Source records
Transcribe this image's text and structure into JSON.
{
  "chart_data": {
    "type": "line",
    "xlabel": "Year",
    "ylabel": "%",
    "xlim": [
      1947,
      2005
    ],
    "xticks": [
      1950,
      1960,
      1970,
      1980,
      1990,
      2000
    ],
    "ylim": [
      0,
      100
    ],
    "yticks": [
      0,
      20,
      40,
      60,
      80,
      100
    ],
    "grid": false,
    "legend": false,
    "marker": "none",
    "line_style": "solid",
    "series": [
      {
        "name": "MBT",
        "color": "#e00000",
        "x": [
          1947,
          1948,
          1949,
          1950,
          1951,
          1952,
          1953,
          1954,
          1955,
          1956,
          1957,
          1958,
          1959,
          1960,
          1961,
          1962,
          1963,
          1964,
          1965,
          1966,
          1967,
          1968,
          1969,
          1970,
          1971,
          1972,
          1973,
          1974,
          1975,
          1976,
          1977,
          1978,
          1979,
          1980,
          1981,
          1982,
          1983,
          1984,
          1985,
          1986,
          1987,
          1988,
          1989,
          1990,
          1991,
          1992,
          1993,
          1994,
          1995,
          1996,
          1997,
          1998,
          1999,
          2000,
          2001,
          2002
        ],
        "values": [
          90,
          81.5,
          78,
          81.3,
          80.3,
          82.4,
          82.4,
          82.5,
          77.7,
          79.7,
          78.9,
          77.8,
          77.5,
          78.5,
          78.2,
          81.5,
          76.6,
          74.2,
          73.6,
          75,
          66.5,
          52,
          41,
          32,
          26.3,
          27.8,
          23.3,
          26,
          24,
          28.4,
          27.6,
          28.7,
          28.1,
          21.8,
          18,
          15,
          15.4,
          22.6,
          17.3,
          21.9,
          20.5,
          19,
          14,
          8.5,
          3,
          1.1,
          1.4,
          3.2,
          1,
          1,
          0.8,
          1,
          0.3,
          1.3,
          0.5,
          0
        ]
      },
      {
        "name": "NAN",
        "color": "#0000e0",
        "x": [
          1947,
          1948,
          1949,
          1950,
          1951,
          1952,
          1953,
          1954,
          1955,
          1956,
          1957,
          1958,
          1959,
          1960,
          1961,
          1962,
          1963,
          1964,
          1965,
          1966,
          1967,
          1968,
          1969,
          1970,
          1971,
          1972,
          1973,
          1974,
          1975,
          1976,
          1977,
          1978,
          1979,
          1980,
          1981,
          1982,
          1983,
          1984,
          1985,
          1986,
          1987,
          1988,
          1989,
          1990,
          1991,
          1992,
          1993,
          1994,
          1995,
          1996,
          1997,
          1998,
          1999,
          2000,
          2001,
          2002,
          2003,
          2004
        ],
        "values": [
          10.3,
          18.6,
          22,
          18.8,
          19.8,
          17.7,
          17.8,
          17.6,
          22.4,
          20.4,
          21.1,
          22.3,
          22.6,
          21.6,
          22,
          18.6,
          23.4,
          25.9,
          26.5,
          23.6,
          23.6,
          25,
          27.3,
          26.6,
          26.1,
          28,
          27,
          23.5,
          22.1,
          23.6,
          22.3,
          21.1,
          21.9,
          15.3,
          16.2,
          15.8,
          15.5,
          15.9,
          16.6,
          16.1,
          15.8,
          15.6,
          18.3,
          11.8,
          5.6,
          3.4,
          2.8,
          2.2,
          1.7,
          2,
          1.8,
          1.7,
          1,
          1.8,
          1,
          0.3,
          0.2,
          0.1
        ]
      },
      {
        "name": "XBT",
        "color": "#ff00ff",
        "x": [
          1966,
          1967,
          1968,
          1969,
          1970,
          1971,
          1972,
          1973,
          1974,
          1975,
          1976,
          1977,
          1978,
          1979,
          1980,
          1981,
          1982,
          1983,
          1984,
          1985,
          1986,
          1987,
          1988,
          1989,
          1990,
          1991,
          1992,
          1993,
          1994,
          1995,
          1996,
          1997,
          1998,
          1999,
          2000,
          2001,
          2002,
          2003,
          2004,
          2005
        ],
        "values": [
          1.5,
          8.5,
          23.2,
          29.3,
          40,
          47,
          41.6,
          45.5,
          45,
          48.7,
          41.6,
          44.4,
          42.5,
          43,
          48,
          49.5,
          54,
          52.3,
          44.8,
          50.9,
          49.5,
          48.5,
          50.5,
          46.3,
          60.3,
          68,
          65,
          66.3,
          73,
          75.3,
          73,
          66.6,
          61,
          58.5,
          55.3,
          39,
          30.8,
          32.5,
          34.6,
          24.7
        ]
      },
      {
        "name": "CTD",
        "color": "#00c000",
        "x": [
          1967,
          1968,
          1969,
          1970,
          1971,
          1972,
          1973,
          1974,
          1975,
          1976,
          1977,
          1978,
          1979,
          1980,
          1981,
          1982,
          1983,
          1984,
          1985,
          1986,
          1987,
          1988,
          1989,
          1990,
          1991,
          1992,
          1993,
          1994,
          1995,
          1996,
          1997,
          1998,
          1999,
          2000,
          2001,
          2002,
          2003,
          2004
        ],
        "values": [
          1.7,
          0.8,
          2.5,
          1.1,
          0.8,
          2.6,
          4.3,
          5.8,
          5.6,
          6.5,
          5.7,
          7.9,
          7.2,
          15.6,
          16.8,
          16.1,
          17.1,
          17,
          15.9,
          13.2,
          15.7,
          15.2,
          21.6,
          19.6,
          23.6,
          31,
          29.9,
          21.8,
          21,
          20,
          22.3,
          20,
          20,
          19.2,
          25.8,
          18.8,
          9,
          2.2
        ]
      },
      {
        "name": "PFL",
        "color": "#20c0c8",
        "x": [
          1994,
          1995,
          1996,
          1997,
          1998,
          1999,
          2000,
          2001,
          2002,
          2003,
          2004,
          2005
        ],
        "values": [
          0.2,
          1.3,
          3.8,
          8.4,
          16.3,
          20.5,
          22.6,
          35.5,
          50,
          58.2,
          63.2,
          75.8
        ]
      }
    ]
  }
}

> _REQUEST_
Write the entire listing out again, word for word.

> _REPLY_
Transcribe this image's text and structure into JSON.
{
  "chart_data": {
    "type": "line",
    "xlabel": "Year",
    "ylabel": "%",
    "xlim": [
      1947,
      2005
    ],
    "xticks": [
      1950,
      1960,
      1970,
      1980,
      1990,
      2000
    ],
    "ylim": [
      0,
      100
    ],
    "yticks": [
      0,
      20,
      40,
      60,
      80,
      100
    ],
    "grid": false,
    "legend": false,
    "marker": "none",
    "line_style": "solid",
    "series": [
      {
        "name": "MBT",
        "color": "#e00000",
        "x": [
          1947,
          1948,
          1949,
          1950,
          1951,
          1952,
          1953,
          1954,
          1955,
          1956,
          1957,
          1958,
          1959,
          1960,
          1961,
          1962,
          1963,
          1964,
          1965,
          1966,
          1967,
          1968,
          1969,
          1970,
          1971,
          1972,
          1973,
          1974,
          1975,
          1976,
          1977,
          1978,
          1979,
          1980,
          1981,
          1982,
          1983,
          1984,
          1985,
          1986,
          1987,
          1988,
          1989,
          1990,
          1991,
          1992,
          1993,
          1994,
          1995,
          1996,
          1997,
          1998,
          1999,
          2000,
          2001,
          2002
        ],
        "values": [
          90,
          81.5,
          78,
          81.3,
          80.3,
          82.4,
          82.4,
          82.5,
          77.7,
          79.7,
          78.9,
          77.8,
          77.5,
          78.5,
          78.2,
          81.5,
          76.6,
          74.2,
          73.6,
          75,
          66.5,
          52,
          41,
          32,
          26.3,
          27.8,
          23.3,
          26,
          24,
          28.4,
          27.6,
          28.7,
          28.1,
          21.8,
          18,
          15,
          15.4,
          22.6,
          17.3,
          21.9,
          20.5,
          19,
          14,
          8.5,
          3,
          1.1,
          1.4,
          3.2,
          1,
          1,
          0.8,
          1,
          0.3,
          1.3,
          0.5,
          0
        ]
      },
      {
        "name": "NAN",
        "color": "#0000e0",
        "x": [
          1947,
          1948,
          1949,
          1950,
          1951,
          1952,
          1953,
          1954,
          1955,
          1956,
          1957,
          1958,
          1959,
          1960,
          1961,
          1962,
          1963,
          1964,
          1965,
          1966,
          1967,
          1968,
          1969,
          1970,
          1971,
          1972,
          1973,
          1974,
          1975,
          1976,
          1977,
          1978,
          1979,
          1980,
          1981,
          1982,
          1983,
          1984,
          1985,
          1986,
          1987,
          1988,
          1989,
          1990,
          1991,
          1992,
          1993,
          1994,
          1995,
          1996,
          1997,
          1998,
          1999,
          2000,
          2001,
          2002,
          2003,
          2004
        ],
        "values": [
          10.3,
          18.6,
          22,
          18.8,
          19.8,
          17.7,
          17.8,
          17.6,
          22.4,
          20.4,
          21.1,
          22.3,
          22.6,
          21.6,
          22,
          18.6,
          23.4,
          25.9,
          26.5,
          23.6,
          23.6,
          25,
          27.3,
          26.6,
          26.1,
          28,
          27,
          23.5,
          22.1,
          23.6,
          22.3,
          21.1,
          21.9,
          15.3,
          16.2,
          15.8,
          15.5,
          15.9,
          16.6,
          16.1,
          15.8,
          15.6,
          18.3,
          11.8,
          5.6,
          3.4,
          2.8,
          2.2,
          1.7,
          2,
          1.8,
          1.7,
          1,
          1.8,
          1,
          0.3,
          0.2,
          0.1
        ]
      },
      {
        "name": "XBT",
        "color": "#ff00ff",
        "x": [
          1966,
          1967,
          1968,
          1969,
          1970,
          1971,
          1972,
          1973,
          1974,
          1975,
          1976,
          1977,
          1978,
          1979,
          1980,
          1981,
          1982,
          1983,
          1984,
          1985,
          1986,
          1987,
          1988,
          1989,
          1990,
          1991,
          1992,
          1993,
          1994,
          1995,
          1996,
          1997,
          1998,
          1999,
          2000,
          2001,
          2002,
          2003,
          2004,
          2005
        ],
        "values": [
          1.5,
          8.5,
          23.2,
          29.3,
          40,
          47,
          41.6,
          45.5,
          45,
          48.7,
          41.6,
          44.4,
          42.5,
          43,
          48,
          49.5,
          54,
          52.3,
          44.8,
          50.9,
          49.5,
          48.5,
          50.5,
          46.3,
          60.3,
          68,
          65,
          66.3,
          73,
          75.3,
          73,
          66.6,
          61,
          58.5,
          55.3,
          39,
          30.8,
          32.5,
          34.6,
          24.7
        ]
      },
      {
        "name": "CTD",
        "color": "#00c000",
        "x": [
          1967,
          1968,
          1969,
          1970,
          1971,
          1972,
          1973,
          1974,
          1975,
          1976,
          1977,
          1978,
          1979,
          1980,
          1981,
          1982,
          1983,
          1984,
          1985,
          1986,
          1987,
          1988,
          1989,
          1990,
          1991,
          1992,
          1993,
          1994,
          1995,
          1996,
          1997,
          1998,
          1999,
          2000,
          2001,
          2002,
          2003,
          2004
        ],
        "values": [
          1.7,
          0.8,
          2.5,
          1.1,
          0.8,
          2.6,
          4.3,
          5.8,
          5.6,
          6.5,
          5.7,
          7.9,
          7.2,
          15.6,
          16.8,
          16.1,
          17.1,
          17,
          15.9,
          13.2,
          15.7,
          15.2,
          21.6,
          19.6,
          23.6,
          31,
          29.9,
          21.8,
          21,
          20,
          22.3,
          20,
          20,
          19.2,
          25.8,
          18.8,
          9,
          2.2
        ]
      },
      {
        "name": "PFL",
        "color": "#20c0c8",
        "x": [
          1994,
          1995,
          1996,
          1997,
          1998,
          1999,
          2000,
          2001,
          2002,
          2003,
          2004,
          2005
        ],
        "values": [
          0.2,
          1.3,
          3.8,
          8.4,
          16.3,
          20.5,
          22.6,
          35.5,
          50,
          58.2,
          63.2,
          75.8
        ]
      }
    ]
  }
}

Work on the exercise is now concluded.